START
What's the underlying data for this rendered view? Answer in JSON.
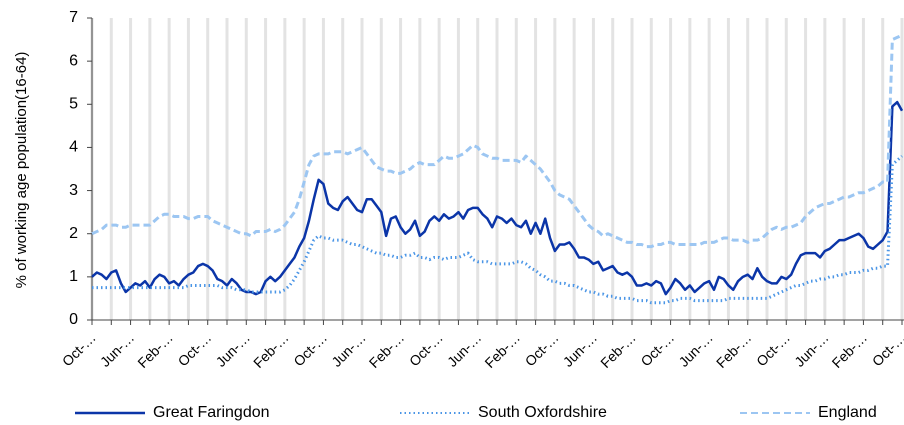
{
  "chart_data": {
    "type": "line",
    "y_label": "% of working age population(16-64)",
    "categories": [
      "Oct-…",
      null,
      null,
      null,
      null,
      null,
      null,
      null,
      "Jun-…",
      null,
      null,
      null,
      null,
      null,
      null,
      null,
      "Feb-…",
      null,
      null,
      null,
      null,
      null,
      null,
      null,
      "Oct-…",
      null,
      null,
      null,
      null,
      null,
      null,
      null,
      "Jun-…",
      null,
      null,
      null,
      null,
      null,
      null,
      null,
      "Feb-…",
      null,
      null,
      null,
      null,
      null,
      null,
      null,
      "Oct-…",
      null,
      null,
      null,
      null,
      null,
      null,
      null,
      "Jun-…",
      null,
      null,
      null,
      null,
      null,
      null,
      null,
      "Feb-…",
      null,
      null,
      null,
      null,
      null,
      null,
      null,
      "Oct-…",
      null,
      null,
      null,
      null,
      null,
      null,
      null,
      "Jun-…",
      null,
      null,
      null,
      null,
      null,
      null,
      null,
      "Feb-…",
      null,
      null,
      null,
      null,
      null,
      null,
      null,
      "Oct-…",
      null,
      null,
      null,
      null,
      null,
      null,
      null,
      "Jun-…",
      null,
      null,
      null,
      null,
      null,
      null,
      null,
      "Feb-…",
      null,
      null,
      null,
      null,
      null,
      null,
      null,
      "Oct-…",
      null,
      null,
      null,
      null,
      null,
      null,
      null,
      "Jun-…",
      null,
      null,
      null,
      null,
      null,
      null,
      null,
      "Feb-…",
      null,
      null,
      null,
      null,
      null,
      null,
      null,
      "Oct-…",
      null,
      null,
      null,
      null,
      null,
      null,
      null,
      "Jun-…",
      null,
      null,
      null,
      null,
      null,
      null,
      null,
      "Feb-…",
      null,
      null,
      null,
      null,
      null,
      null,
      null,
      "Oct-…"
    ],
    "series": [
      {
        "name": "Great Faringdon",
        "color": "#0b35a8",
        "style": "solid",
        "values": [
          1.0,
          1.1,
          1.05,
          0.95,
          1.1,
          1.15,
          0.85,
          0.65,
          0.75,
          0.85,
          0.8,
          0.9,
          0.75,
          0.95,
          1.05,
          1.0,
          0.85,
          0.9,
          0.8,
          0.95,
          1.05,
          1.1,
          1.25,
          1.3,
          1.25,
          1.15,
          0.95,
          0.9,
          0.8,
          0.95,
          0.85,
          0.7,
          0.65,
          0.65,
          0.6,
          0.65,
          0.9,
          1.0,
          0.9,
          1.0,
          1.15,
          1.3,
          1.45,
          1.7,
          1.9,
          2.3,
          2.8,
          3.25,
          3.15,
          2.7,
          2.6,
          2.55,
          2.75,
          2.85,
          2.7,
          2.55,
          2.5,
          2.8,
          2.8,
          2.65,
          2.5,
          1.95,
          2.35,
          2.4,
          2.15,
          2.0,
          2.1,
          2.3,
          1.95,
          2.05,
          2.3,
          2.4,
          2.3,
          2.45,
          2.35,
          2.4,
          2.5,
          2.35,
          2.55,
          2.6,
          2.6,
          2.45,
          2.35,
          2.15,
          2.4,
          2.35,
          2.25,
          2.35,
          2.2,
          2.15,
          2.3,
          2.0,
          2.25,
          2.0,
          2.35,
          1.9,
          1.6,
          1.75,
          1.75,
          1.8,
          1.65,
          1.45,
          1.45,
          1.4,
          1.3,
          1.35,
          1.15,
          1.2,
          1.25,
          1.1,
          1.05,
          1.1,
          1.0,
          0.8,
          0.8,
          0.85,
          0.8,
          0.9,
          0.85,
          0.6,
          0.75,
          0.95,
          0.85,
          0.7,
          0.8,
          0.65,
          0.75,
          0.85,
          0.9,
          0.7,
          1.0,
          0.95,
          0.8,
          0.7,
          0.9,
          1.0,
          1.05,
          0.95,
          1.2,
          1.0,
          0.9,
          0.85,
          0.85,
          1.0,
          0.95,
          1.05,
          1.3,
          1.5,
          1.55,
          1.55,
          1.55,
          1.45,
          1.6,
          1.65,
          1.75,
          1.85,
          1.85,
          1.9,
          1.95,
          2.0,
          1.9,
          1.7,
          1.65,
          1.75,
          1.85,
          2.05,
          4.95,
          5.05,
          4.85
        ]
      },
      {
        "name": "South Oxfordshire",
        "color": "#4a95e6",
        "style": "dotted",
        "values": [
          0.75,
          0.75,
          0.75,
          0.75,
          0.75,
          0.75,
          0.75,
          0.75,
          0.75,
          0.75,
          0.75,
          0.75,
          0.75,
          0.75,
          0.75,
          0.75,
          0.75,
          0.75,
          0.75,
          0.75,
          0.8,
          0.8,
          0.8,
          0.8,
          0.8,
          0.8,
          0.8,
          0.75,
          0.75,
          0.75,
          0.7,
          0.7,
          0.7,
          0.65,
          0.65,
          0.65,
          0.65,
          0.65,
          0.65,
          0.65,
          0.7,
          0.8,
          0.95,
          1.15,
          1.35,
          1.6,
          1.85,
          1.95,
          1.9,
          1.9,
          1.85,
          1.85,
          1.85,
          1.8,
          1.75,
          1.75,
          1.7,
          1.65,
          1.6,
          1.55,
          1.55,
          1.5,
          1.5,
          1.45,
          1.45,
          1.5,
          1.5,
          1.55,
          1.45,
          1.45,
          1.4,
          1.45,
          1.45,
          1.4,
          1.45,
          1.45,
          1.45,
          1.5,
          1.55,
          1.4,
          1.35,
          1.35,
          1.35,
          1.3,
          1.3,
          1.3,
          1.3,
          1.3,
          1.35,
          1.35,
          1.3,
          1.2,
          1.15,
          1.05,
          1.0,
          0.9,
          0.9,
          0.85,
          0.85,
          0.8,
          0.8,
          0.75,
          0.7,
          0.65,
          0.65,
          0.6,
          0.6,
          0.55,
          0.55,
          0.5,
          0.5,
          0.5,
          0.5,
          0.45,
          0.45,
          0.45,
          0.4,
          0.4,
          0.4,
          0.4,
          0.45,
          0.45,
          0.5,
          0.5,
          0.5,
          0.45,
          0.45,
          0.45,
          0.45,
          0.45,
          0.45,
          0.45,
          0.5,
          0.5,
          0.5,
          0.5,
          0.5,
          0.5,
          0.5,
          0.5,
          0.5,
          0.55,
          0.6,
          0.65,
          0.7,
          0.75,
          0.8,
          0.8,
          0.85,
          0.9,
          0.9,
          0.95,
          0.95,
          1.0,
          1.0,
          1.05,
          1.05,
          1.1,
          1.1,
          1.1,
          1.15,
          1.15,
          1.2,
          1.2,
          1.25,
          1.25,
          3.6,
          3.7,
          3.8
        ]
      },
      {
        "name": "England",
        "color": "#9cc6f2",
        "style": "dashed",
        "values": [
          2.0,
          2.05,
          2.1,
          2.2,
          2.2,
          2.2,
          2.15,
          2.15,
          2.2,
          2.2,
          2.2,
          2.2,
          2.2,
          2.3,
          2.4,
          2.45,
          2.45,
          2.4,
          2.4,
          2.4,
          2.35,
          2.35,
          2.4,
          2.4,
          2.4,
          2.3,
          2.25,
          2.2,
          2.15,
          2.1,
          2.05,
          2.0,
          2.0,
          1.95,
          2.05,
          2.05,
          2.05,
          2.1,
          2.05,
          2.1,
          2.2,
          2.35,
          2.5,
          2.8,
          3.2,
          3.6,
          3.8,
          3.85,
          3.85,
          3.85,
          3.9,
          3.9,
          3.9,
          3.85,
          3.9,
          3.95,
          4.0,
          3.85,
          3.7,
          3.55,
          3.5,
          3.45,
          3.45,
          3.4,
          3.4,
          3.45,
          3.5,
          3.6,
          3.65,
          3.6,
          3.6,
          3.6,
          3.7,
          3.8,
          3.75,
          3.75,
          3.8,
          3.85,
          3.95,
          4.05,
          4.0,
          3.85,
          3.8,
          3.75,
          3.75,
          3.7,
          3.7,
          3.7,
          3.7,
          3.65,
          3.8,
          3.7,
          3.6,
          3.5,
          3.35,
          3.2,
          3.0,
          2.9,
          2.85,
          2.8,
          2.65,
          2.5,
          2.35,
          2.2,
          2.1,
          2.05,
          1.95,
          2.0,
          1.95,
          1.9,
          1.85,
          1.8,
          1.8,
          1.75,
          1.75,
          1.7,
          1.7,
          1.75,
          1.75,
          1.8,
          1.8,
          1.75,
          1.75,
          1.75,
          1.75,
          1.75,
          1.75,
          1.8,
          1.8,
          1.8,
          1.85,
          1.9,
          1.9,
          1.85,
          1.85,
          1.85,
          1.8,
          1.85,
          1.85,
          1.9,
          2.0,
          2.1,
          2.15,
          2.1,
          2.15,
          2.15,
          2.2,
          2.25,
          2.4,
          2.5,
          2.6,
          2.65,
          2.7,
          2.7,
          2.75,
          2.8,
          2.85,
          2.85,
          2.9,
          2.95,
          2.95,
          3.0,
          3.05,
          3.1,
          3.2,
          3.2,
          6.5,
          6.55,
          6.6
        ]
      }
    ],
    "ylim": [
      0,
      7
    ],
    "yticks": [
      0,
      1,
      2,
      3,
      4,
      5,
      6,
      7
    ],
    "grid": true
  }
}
END
## EXERCISE TASK
List the lines of the material in which the word "color" occurs.

## EXERCISE RESPONSE
        "color": "#0b35a8",
        "color": "#4a95e6",
        "color": "#9cc6f2",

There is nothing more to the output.